----- Records for the task -----

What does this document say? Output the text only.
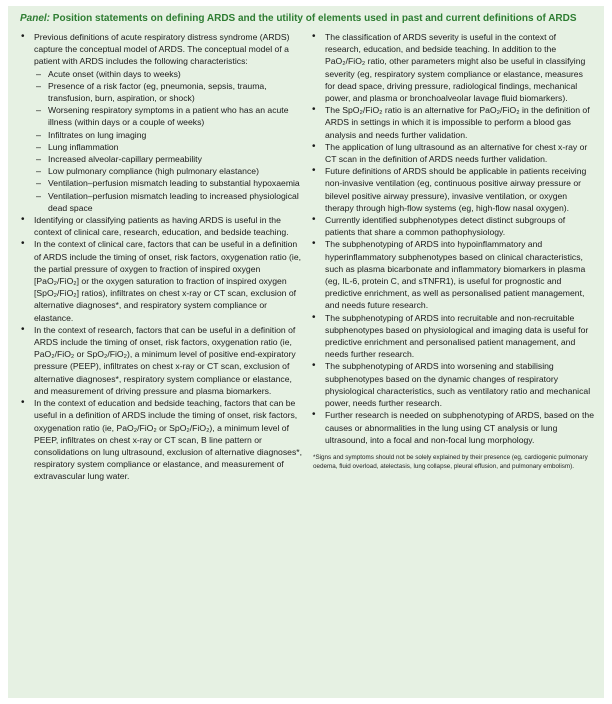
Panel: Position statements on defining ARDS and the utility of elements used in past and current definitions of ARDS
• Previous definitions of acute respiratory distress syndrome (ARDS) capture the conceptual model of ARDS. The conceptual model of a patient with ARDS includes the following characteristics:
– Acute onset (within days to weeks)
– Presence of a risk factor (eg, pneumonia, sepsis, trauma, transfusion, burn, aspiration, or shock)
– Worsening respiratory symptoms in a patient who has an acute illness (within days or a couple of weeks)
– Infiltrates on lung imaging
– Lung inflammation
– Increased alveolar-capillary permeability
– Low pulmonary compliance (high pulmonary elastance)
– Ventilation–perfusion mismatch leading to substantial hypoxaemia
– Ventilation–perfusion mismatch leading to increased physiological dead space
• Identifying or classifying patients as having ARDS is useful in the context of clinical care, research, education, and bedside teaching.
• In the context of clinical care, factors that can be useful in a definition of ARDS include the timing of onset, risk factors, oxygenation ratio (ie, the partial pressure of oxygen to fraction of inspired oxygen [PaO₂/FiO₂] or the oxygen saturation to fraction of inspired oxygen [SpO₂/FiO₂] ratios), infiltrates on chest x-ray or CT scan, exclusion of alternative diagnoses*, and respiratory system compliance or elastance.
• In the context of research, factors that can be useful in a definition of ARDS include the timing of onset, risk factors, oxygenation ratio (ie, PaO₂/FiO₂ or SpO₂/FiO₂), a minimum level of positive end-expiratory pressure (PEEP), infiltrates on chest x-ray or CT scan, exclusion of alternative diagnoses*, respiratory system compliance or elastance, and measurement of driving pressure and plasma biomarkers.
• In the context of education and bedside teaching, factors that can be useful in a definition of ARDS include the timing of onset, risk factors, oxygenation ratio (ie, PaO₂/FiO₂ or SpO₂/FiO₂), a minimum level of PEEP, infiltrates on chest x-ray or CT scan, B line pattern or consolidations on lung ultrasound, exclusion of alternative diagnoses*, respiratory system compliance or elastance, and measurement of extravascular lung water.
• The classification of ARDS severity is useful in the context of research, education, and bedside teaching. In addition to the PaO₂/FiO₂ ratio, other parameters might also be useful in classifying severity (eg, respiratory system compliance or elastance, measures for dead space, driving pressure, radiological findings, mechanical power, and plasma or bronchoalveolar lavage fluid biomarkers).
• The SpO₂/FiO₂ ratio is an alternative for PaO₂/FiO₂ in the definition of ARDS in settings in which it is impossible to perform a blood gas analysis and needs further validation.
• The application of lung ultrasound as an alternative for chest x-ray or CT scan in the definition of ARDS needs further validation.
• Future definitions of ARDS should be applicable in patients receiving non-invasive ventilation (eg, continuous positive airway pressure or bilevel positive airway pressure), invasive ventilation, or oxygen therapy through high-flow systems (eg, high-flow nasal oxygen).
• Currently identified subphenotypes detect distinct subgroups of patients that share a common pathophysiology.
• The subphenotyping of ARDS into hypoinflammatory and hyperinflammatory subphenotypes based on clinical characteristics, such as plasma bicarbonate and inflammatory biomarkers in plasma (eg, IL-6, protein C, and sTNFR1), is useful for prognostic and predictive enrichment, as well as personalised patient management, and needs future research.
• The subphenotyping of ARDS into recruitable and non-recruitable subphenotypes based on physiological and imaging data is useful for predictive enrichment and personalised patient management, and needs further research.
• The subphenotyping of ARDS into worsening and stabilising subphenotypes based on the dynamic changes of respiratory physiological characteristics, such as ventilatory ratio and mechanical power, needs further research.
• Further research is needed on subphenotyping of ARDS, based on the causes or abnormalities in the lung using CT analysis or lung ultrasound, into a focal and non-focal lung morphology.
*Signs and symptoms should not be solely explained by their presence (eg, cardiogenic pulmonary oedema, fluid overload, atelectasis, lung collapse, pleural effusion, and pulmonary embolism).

-----

→ **Aim of the task**
Omit every picture, then write out the entries above exactly.

→ **Problem solution**
What does this document say? Output the text only.
Panel: Position statements on defining ARDS and the utility of elements used in past and current definitions of ARDS
• Previous definitions of acute respiratory distress syndrome (ARDS) capture the conceptual model of ARDS. The conceptual model of a patient with ARDS includes the following characteristics:
– Acute onset (within days to weeks)
– Presence of a risk factor (eg, pneumonia, sepsis, trauma, transfusion, burn, aspiration, or shock)
– Worsening respiratory symptoms in a patient who has an acute illness (within days or a couple of weeks)
– Infiltrates on lung imaging
– Lung inflammation
– Increased alveolar-capillary permeability
– Low pulmonary compliance (high pulmonary elastance)
– Ventilation–perfusion mismatch leading to substantial hypoxaemia
– Ventilation–perfusion mismatch leading to increased physiological dead space
• Identifying or classifying patients as having ARDS is useful in the context of clinical care, research, education, and bedside teaching.
• In the context of clinical care, factors that can be useful in a definition of ARDS include the timing of onset, risk factors, oxygenation ratio (ie, the partial pressure of oxygen to fraction of inspired oxygen [PaO₂/FiO₂] or the oxygen saturation to fraction of inspired oxygen [SpO₂/FiO₂] ratios), infiltrates on chest x-ray or CT scan, exclusion of alternative diagnoses*, and respiratory system compliance or elastance.
• In the context of research, factors that can be useful in a definition of ARDS include the timing of onset, risk factors, oxygenation ratio (ie, PaO₂/FiO₂ or SpO₂/FiO₂), a minimum level of positive end-expiratory pressure (PEEP), infiltrates on chest x-ray or CT scan, exclusion of alternative diagnoses*, respiratory system compliance or elastance, and measurement of driving pressure and plasma biomarkers.
• In the context of education and bedside teaching, factors that can be useful in a definition of ARDS include the timing of onset, risk factors, oxygenation ratio (ie, PaO₂/FiO₂ or SpO₂/FiO₂), a minimum level of PEEP, infiltrates on chest x-ray or CT scan, B line pattern or consolidations on lung ultrasound, exclusion of alternative diagnoses*, respiratory system compliance or elastance, and measurement of extravascular lung water.
• The classification of ARDS severity is useful in the context of research, education, and bedside teaching. In addition to the PaO₂/FiO₂ ratio, other parameters might also be useful in classifying severity (eg, respiratory system compliance or elastance, measures for dead space, driving pressure, radiological findings, mechanical power, and plasma or bronchoalveolar lavage fluid biomarkers).
• The SpO₂/FiO₂ ratio is an alternative for PaO₂/FiO₂ in the definition of ARDS in settings in which it is impossible to perform a blood gas analysis and needs further validation.
• The application of lung ultrasound as an alternative for chest x-ray or CT scan in the definition of ARDS needs further validation.
• Future definitions of ARDS should be applicable in patients receiving non-invasive ventilation (eg, continuous positive airway pressure or bilevel positive airway pressure), invasive ventilation, or oxygen therapy through high-flow systems (eg, high-flow nasal oxygen).
• Currently identified subphenotypes detect distinct subgroups of patients that share a common pathophysiology.
• The subphenotyping of ARDS into hypoinflammatory and hyperinflammatory subphenotypes based on clinical characteristics, such as plasma bicarbonate and inflammatory biomarkers in plasma (eg, IL-6, protein C, and sTNFR1), is useful for prognostic and predictive enrichment, as well as personalised patient management, and needs future research.
• The subphenotyping of ARDS into recruitable and non-recruitable subphenotypes based on physiological and imaging data is useful for predictive enrichment and personalised patient management, and needs further research.
• The subphenotyping of ARDS into worsening and stabilising subphenotypes based on the dynamic changes of respiratory physiological characteristics, such as ventilatory ratio and mechanical power, needs further research.
• Further research is needed on subphenotyping of ARDS, based on the causes or abnormalities in the lung using CT analysis or lung ultrasound, into a focal and non-focal lung morphology.
*Signs and symptoms should not be solely explained by their presence (eg, cardiogenic pulmonary oedema, fluid overload, atelectasis, lung collapse, pleural effusion, and pulmonary embolism).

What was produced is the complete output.